WRITTEN TASK:
Would you write out the entries below, every one of them, exactly?

Dataset rows about figures
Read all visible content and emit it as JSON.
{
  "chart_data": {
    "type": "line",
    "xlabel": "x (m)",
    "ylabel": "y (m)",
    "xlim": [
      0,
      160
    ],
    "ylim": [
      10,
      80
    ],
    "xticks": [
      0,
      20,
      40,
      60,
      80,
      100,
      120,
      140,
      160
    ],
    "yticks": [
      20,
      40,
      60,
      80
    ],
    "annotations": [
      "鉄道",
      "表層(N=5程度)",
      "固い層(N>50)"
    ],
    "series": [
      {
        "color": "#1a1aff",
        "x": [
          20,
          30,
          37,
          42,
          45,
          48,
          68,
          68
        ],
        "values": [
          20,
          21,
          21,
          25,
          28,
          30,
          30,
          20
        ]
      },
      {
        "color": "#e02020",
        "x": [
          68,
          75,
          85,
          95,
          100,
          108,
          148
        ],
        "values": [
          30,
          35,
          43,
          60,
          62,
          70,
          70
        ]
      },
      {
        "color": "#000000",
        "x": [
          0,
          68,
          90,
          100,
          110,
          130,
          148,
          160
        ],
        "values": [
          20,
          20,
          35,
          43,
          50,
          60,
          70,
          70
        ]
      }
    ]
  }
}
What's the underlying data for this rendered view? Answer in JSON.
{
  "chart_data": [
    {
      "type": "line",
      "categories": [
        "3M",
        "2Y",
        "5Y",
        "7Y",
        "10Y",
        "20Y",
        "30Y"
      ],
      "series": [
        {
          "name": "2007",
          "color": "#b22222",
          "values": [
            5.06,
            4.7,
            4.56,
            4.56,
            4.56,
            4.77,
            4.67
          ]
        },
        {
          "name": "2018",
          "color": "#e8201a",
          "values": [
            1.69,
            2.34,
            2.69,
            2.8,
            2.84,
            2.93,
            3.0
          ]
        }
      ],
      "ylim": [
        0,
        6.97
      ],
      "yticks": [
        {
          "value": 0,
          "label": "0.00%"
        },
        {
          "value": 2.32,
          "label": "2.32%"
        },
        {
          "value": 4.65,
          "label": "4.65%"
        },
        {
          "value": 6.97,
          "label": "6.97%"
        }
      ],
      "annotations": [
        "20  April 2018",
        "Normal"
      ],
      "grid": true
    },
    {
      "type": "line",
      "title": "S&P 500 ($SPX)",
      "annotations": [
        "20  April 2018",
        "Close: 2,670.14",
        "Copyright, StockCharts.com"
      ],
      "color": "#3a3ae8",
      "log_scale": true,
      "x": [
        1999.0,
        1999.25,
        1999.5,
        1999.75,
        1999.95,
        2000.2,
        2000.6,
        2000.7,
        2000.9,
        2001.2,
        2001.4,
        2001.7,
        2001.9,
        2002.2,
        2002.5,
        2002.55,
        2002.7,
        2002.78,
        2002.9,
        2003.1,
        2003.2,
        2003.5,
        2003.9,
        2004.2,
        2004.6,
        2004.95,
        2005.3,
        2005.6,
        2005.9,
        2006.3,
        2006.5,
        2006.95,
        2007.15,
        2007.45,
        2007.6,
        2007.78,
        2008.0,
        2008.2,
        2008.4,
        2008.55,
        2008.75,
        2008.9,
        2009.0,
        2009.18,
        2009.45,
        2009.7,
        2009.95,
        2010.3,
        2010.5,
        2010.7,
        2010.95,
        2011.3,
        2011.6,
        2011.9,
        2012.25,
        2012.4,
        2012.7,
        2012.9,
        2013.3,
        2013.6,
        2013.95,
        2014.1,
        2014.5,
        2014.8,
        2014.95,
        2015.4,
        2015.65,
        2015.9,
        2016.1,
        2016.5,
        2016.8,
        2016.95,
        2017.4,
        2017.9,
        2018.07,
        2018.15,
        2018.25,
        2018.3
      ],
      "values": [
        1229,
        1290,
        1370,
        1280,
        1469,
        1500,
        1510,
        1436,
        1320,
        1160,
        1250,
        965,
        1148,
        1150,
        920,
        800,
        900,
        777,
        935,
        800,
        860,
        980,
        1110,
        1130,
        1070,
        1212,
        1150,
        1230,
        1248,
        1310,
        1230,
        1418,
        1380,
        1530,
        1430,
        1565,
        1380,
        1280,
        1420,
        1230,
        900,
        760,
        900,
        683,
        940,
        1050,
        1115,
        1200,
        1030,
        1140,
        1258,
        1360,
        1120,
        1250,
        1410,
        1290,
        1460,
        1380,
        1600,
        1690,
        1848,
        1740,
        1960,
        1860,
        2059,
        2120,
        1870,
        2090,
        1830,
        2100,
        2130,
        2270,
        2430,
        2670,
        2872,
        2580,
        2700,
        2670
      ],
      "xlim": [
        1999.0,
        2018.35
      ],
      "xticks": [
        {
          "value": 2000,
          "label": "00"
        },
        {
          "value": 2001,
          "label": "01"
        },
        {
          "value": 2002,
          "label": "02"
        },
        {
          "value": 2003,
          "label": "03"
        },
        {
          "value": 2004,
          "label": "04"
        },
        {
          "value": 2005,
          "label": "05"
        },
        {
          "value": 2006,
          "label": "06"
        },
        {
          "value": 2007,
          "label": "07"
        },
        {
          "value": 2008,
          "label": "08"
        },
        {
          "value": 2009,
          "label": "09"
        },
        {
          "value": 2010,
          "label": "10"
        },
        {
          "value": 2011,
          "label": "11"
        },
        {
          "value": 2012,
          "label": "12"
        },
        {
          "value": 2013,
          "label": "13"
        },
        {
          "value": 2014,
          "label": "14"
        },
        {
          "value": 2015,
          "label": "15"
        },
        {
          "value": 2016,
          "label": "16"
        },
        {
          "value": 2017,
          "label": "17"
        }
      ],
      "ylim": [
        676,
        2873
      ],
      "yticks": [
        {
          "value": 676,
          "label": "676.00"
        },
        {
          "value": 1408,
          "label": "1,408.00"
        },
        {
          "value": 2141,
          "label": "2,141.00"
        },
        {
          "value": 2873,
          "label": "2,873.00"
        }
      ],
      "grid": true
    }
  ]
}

EXERCISE OUTPUT:
Read all visible content and emit it as JSON.
{
  "chart_data": {
    "type": "line",
    "xlabel": "x (m)",
    "ylabel": "y (m)",
    "xlim": [
      0,
      160
    ],
    "ylim": [
      10,
      80
    ],
    "xticks": [
      0,
      20,
      40,
      60,
      80,
      100,
      120,
      140,
      160
    ],
    "yticks": [
      20,
      40,
      60,
      80
    ],
    "annotations": [
      "鉄道",
      "表層(N=5程度)",
      "固い層(N>50)"
    ],
    "series": [
      {
        "color": "#1a1aff",
        "x": [
          20,
          30,
          37,
          42,
          45,
          48,
          68,
          68
        ],
        "values": [
          20,
          21,
          21,
          25,
          28,
          30,
          30,
          20
        ]
      },
      {
        "color": "#e02020",
        "x": [
          68,
          75,
          85,
          95,
          100,
          108,
          148
        ],
        "values": [
          30,
          35,
          43,
          60,
          62,
          70,
          70
        ]
      },
      {
        "color": "#000000",
        "x": [
          0,
          68,
          90,
          100,
          110,
          130,
          148,
          160
        ],
        "values": [
          20,
          20,
          35,
          43,
          50,
          60,
          70,
          70
        ]
      }
    ]
  }
}
What's the underlying data for this rendered view? Answer in JSON.
{
  "chart_data": [
    {
      "type": "line",
      "categories": [
        "3M",
        "2Y",
        "5Y",
        "7Y",
        "10Y",
        "20Y",
        "30Y"
      ],
      "series": [
        {
          "name": "2007",
          "color": "#b22222",
          "values": [
            5.06,
            4.7,
            4.56,
            4.56,
            4.56,
            4.77,
            4.67
          ]
        },
        {
          "name": "2018",
          "color": "#e8201a",
          "values": [
            1.69,
            2.34,
            2.69,
            2.8,
            2.84,
            2.93,
            3.0
          ]
        }
      ],
      "ylim": [
        0,
        6.97
      ],
      "yticks": [
        {
          "value": 0,
          "label": "0.00%"
        },
        {
          "value": 2.32,
          "label": "2.32%"
        },
        {
          "value": 4.65,
          "label": "4.65%"
        },
        {
          "value": 6.97,
          "label": "6.97%"
        }
      ],
      "annotations": [
        "20  April 2018",
        "Normal"
      ],
      "grid": true
    },
    {
      "type": "line",
      "title": "S&P 500 ($SPX)",
      "annotations": [
        "20  April 2018",
        "Close: 2,670.14",
        "Copyright, StockCharts.com"
      ],
      "color": "#3a3ae8",
      "log_scale": true,
      "x": [
        1999.0,
        1999.25,
        1999.5,
        1999.75,
        1999.95,
        2000.2,
        2000.6,
        2000.7,
        2000.9,
        2001.2,
        2001.4,
        2001.7,
        2001.9,
        2002.2,
        2002.5,
        2002.55,
        2002.7,
        2002.78,
        2002.9,
        2003.1,
        2003.2,
        2003.5,
        2003.9,
        2004.2,
        2004.6,
        2004.95,
        2005.3,
        2005.6,
        2005.9,
        2006.3,
        2006.5,
        2006.95,
        2007.15,
        2007.45,
        2007.6,
        2007.78,
        2008.0,
        2008.2,
        2008.4,
        2008.55,
        2008.75,
        2008.9,
        2009.0,
        2009.18,
        2009.45,
        2009.7,
        2009.95,
        2010.3,
        2010.5,
        2010.7,
        2010.95,
        2011.3,
        2011.6,
        2011.9,
        2012.25,
        2012.4,
        2012.7,
        2012.9,
        2013.3,
        2013.6,
        2013.95,
        2014.1,
        2014.5,
        2014.8,
        2014.95,
        2015.4,
        2015.65,
        2015.9,
        2016.1,
        2016.5,
        2016.8,
        2016.95,
        2017.4,
        2017.9,
        2018.07,
        2018.15,
        2018.25,
        2018.3
      ],
      "values": [
        1229,
        1290,
        1370,
        1280,
        1469,
        1500,
        1510,
        1436,
        1320,
        1160,
        1250,
        965,
        1148,
        1150,
        920,
        800,
        900,
        777,
        935,
        800,
        860,
        980,
        1110,
        1130,
        1070,
        1212,
        1150,
        1230,
        1248,
        1310,
        1230,
        1418,
        1380,
        1530,
        1430,
        1565,
        1380,
        1280,
        1420,
        1230,
        900,
        760,
        900,
        683,
        940,
        1050,
        1115,
        1200,
        1030,
        1140,
        1258,
        1360,
        1120,
        1250,
        1410,
        1290,
        1460,
        1380,
        1600,
        1690,
        1848,
        1740,
        1960,
        1860,
        2059,
        2120,
        1870,
        2090,
        1830,
        2100,
        2130,
        2270,
        2430,
        2670,
        2872,
        2580,
        2700,
        2670
      ],
      "xlim": [
        1999.0,
        2018.35
      ],
      "xticks": [
        {
          "value": 2000,
          "label": "00"
        },
        {
          "value": 2001,
          "label": "01"
        },
        {
          "value": 2002,
          "label": "02"
        },
        {
          "value": 2003,
          "label": "03"
        },
        {
          "value": 2004,
          "label": "04"
        },
        {
          "value": 2005,
          "label": "05"
        },
        {
          "value": 2006,
          "label": "06"
        },
        {
          "value": 2007,
          "label": "07"
        },
        {
          "value": 2008,
          "label": "08"
        },
        {
          "value": 2009,
          "label": "09"
        },
        {
          "value": 2010,
          "label": "10"
        },
        {
          "value": 2011,
          "label": "11"
        },
        {
          "value": 2012,
          "label": "12"
        },
        {
          "value": 2013,
          "label": "13"
        },
        {
          "value": 2014,
          "label": "14"
        },
        {
          "value": 2015,
          "label": "15"
        },
        {
          "value": 2016,
          "label": "16"
        },
        {
          "value": 2017,
          "label": "17"
        }
      ],
      "ylim": [
        676,
        2873
      ],
      "yticks": [
        {
          "value": 676,
          "label": "676.00"
        },
        {
          "value": 1408,
          "label": "1,408.00"
        },
        {
          "value": 2141,
          "label": "2,141.00"
        },
        {
          "value": 2873,
          "label": "2,873.00"
        }
      ],
      "grid": true
    }
  ]
}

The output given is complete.